**Required task**
Read the lines that follow and pick out every one containing the word "Protected".

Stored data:
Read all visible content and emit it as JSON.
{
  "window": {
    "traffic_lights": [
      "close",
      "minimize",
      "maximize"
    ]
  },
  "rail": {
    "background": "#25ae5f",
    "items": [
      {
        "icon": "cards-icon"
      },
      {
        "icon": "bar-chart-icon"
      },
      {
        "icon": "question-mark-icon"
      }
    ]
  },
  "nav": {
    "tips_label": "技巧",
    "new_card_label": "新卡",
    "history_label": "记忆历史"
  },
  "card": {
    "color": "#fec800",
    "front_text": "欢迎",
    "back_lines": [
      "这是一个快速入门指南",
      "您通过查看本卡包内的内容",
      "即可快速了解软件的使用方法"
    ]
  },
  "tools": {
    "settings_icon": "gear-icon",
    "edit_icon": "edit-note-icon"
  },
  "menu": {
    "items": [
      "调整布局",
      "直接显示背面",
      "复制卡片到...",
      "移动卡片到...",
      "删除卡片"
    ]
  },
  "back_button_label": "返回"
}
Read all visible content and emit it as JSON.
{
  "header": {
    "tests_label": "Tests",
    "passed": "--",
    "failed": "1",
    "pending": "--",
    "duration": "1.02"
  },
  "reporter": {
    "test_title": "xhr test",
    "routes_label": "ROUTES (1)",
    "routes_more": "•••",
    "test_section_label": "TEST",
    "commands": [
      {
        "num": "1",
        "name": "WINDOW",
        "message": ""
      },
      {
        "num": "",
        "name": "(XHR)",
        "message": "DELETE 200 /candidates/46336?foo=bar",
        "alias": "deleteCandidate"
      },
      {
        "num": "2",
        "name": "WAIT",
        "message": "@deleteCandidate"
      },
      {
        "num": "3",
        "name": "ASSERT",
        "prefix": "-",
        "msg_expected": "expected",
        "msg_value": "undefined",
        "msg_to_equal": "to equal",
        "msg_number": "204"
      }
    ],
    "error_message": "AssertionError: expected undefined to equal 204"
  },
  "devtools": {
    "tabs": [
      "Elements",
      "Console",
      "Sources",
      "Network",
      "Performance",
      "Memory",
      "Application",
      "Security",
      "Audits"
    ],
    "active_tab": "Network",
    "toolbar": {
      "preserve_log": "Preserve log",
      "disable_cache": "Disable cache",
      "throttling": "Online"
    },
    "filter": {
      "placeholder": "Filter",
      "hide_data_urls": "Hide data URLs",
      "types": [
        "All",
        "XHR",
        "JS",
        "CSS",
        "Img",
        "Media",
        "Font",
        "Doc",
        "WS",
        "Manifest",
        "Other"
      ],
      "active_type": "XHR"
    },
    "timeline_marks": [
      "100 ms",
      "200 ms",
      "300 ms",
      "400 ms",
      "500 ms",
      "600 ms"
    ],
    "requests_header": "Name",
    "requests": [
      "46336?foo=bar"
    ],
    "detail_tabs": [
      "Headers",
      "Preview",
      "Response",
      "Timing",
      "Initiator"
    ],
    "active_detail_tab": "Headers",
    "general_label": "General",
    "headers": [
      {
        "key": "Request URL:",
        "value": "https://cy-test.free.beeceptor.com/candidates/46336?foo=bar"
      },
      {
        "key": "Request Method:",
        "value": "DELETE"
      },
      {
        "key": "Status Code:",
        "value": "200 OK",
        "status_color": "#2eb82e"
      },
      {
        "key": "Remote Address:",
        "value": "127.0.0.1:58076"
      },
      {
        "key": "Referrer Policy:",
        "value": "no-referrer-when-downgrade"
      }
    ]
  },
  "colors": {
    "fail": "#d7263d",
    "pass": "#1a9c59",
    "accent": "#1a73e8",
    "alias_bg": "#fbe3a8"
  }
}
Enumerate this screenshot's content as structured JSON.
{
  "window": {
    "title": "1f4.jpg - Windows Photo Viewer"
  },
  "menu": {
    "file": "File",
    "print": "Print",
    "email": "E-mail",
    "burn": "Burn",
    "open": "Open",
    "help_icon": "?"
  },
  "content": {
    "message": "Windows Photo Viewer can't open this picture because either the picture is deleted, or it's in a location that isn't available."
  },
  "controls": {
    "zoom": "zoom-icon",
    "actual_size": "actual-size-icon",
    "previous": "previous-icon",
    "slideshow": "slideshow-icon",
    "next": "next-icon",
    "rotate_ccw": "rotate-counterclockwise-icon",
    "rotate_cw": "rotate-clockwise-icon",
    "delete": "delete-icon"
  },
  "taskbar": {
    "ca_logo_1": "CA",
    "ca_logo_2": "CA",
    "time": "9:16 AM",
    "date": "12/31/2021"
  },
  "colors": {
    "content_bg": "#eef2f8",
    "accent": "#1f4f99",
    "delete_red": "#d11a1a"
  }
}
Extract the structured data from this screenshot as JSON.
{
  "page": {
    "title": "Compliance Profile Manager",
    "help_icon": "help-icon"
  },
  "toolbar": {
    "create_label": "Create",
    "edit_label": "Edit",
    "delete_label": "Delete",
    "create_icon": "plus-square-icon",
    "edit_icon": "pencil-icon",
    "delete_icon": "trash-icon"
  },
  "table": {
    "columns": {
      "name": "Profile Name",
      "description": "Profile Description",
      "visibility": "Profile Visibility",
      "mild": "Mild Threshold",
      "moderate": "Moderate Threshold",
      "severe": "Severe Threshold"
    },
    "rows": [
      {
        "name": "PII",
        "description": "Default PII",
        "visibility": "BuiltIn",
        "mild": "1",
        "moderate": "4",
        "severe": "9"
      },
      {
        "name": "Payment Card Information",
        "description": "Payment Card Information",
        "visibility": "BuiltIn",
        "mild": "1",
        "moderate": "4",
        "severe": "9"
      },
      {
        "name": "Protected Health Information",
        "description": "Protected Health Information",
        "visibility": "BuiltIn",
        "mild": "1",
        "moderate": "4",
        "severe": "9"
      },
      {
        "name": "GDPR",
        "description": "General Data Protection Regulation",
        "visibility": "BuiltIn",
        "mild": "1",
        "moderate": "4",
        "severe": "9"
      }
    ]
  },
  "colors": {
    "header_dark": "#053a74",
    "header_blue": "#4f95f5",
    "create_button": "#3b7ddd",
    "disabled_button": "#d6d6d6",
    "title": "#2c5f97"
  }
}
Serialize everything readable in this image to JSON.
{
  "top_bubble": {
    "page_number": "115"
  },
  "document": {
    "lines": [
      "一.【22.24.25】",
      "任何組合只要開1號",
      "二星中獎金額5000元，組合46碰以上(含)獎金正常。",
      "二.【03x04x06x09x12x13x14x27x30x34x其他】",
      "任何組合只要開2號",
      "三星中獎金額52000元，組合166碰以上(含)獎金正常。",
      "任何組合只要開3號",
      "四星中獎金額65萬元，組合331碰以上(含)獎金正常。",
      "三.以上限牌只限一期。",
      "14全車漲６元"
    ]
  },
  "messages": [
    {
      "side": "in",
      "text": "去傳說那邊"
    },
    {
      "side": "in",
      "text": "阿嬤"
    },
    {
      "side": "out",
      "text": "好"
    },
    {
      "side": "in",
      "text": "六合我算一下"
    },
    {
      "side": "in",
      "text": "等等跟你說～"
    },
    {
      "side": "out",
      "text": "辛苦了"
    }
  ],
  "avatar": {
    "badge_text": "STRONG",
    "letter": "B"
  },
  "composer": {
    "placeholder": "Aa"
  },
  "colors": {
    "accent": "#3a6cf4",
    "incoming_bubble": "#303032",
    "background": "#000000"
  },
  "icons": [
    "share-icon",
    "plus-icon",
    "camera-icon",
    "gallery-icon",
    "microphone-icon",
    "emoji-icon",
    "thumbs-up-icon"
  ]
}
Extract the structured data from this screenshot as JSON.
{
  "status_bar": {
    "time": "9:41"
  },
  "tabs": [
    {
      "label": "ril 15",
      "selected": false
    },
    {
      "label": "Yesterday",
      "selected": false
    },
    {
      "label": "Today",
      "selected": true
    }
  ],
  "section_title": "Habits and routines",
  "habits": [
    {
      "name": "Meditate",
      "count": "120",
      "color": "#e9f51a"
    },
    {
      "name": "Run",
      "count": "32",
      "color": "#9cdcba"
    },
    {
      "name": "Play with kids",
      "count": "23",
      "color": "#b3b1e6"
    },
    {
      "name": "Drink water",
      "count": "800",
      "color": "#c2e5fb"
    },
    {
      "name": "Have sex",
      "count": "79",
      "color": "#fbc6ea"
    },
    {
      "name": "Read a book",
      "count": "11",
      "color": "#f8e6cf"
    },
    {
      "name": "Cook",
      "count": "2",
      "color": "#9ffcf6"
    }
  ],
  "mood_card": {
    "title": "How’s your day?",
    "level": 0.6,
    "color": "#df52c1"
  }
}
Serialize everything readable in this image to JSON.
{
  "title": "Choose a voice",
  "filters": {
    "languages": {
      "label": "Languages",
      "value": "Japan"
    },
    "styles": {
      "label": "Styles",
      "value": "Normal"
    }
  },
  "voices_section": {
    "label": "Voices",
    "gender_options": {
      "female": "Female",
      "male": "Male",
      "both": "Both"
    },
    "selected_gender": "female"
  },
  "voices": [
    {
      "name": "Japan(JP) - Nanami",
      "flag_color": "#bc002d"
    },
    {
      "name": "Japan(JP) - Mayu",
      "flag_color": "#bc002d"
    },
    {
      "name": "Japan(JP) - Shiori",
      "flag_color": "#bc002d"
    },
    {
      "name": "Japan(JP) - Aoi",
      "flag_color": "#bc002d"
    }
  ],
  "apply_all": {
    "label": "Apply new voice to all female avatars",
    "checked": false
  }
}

**Solution for this exercise**
        "name": "Protected Health Information",
        "description": "Protected Health Information",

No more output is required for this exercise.